## [Short exercise]
Reproduce all the lines below exactly and omit the images.

## [Provided data]
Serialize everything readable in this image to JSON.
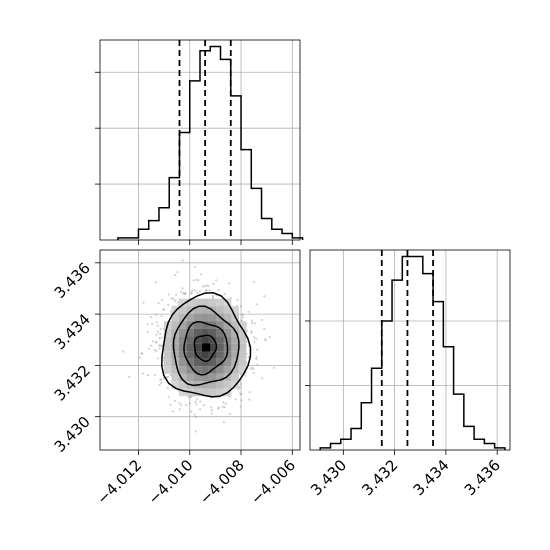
{
  "chart_data": [
    {
      "type": "histogram",
      "panel": "marginal-x",
      "xlim": [
        -4.0135,
        -4.0057
      ],
      "bin_left_edges": [
        -4.0128,
        -4.0124,
        -4.012,
        -4.0116,
        -4.0112,
        -4.0108,
        -4.0104,
        -4.01,
        -4.0096,
        -4.0092,
        -4.0088,
        -4.0084,
        -4.008,
        -4.0076,
        -4.0072,
        -4.0068,
        -4.0064,
        -4.006
      ],
      "bin_width": 0.0004,
      "counts": [
        0.01,
        0.01,
        0.05,
        0.09,
        0.15,
        0.29,
        0.5,
        0.74,
        0.88,
        0.9,
        0.84,
        0.67,
        0.42,
        0.24,
        0.1,
        0.05,
        0.03,
        0.01
      ],
      "quantile_lines": [
        -4.0104,
        -4.0094,
        -4.0084
      ],
      "yticks": [
        0.26,
        0.52,
        0.78
      ],
      "ylim": [
        0,
        0.93
      ],
      "grid": true
    },
    {
      "type": "histogram",
      "panel": "marginal-y",
      "xlim": [
        3.4287,
        3.4365
      ],
      "bin_left_edges": [
        3.4291,
        3.4295,
        3.4299,
        3.4303,
        3.4307,
        3.4311,
        3.4315,
        3.4319,
        3.4323,
        3.4327,
        3.4331,
        3.4335,
        3.4339,
        3.4343,
        3.4347,
        3.4351,
        3.4355,
        3.4359
      ],
      "bin_width": 0.0004,
      "counts": [
        0.01,
        0.03,
        0.05,
        0.1,
        0.22,
        0.38,
        0.6,
        0.79,
        0.9,
        0.9,
        0.82,
        0.69,
        0.48,
        0.26,
        0.11,
        0.05,
        0.03,
        0.01
      ],
      "quantile_lines": [
        3.4315,
        3.4325,
        3.4335
      ],
      "yticks": [
        0.3,
        0.6
      ],
      "ylim": [
        0,
        0.93
      ],
      "grid": true
    },
    {
      "type": "scatter-density",
      "panel": "joint",
      "xlim": [
        -4.0135,
        -4.0057
      ],
      "ylim": [
        3.4287,
        3.4365
      ],
      "center": [
        -4.0094,
        3.4327
      ],
      "spread": [
        0.00085,
        0.001
      ],
      "grid": true
    }
  ],
  "axes": {
    "x_ticks": [
      "−4.012",
      "−4.010",
      "−4.008",
      "−4.006"
    ],
    "y_ticks": [
      "3.430",
      "3.432",
      "3.434",
      "3.436"
    ],
    "x2_ticks": [
      "3.430",
      "3.432",
      "3.434",
      "3.436"
    ]
  }
}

## [Written answer]
Serialize everything readable in this image to JSON.
{
  "chart_data": [
    {
      "type": "histogram",
      "panel": "marginal-x",
      "xlim": [
        -4.0135,
        -4.0057
      ],
      "bin_left_edges": [
        -4.0128,
        -4.0124,
        -4.012,
        -4.0116,
        -4.0112,
        -4.0108,
        -4.0104,
        -4.01,
        -4.0096,
        -4.0092,
        -4.0088,
        -4.0084,
        -4.008,
        -4.0076,
        -4.0072,
        -4.0068,
        -4.0064,
        -4.006
      ],
      "bin_width": 0.0004,
      "counts": [
        0.01,
        0.01,
        0.05,
        0.09,
        0.15,
        0.29,
        0.5,
        0.74,
        0.88,
        0.9,
        0.84,
        0.67,
        0.42,
        0.24,
        0.1,
        0.05,
        0.03,
        0.01
      ],
      "quantile_lines": [
        -4.0104,
        -4.0094,
        -4.0084
      ],
      "yticks": [
        0.26,
        0.52,
        0.78
      ],
      "ylim": [
        0,
        0.93
      ],
      "grid": true
    },
    {
      "type": "histogram",
      "panel": "marginal-y",
      "xlim": [
        3.4287,
        3.4365
      ],
      "bin_left_edges": [
        3.4291,
        3.4295,
        3.4299,
        3.4303,
        3.4307,
        3.4311,
        3.4315,
        3.4319,
        3.4323,
        3.4327,
        3.4331,
        3.4335,
        3.4339,
        3.4343,
        3.4347,
        3.4351,
        3.4355,
        3.4359
      ],
      "bin_width": 0.0004,
      "counts": [
        0.01,
        0.03,
        0.05,
        0.1,
        0.22,
        0.38,
        0.6,
        0.79,
        0.9,
        0.9,
        0.82,
        0.69,
        0.48,
        0.26,
        0.11,
        0.05,
        0.03,
        0.01
      ],
      "quantile_lines": [
        3.4315,
        3.4325,
        3.4335
      ],
      "yticks": [
        0.3,
        0.6
      ],
      "ylim": [
        0,
        0.93
      ],
      "grid": true
    },
    {
      "type": "scatter-density",
      "panel": "joint",
      "xlim": [
        -4.0135,
        -4.0057
      ],
      "ylim": [
        3.4287,
        3.4365
      ],
      "center": [
        -4.0094,
        3.4327
      ],
      "spread": [
        0.00085,
        0.001
      ],
      "grid": true
    }
  ],
  "axes": {
    "x_ticks": [
      "−4.012",
      "−4.010",
      "−4.008",
      "−4.006"
    ],
    "y_ticks": [
      "3.430",
      "3.432",
      "3.434",
      "3.436"
    ],
    "x2_ticks": [
      "3.430",
      "3.432",
      "3.434",
      "3.436"
    ]
  }
}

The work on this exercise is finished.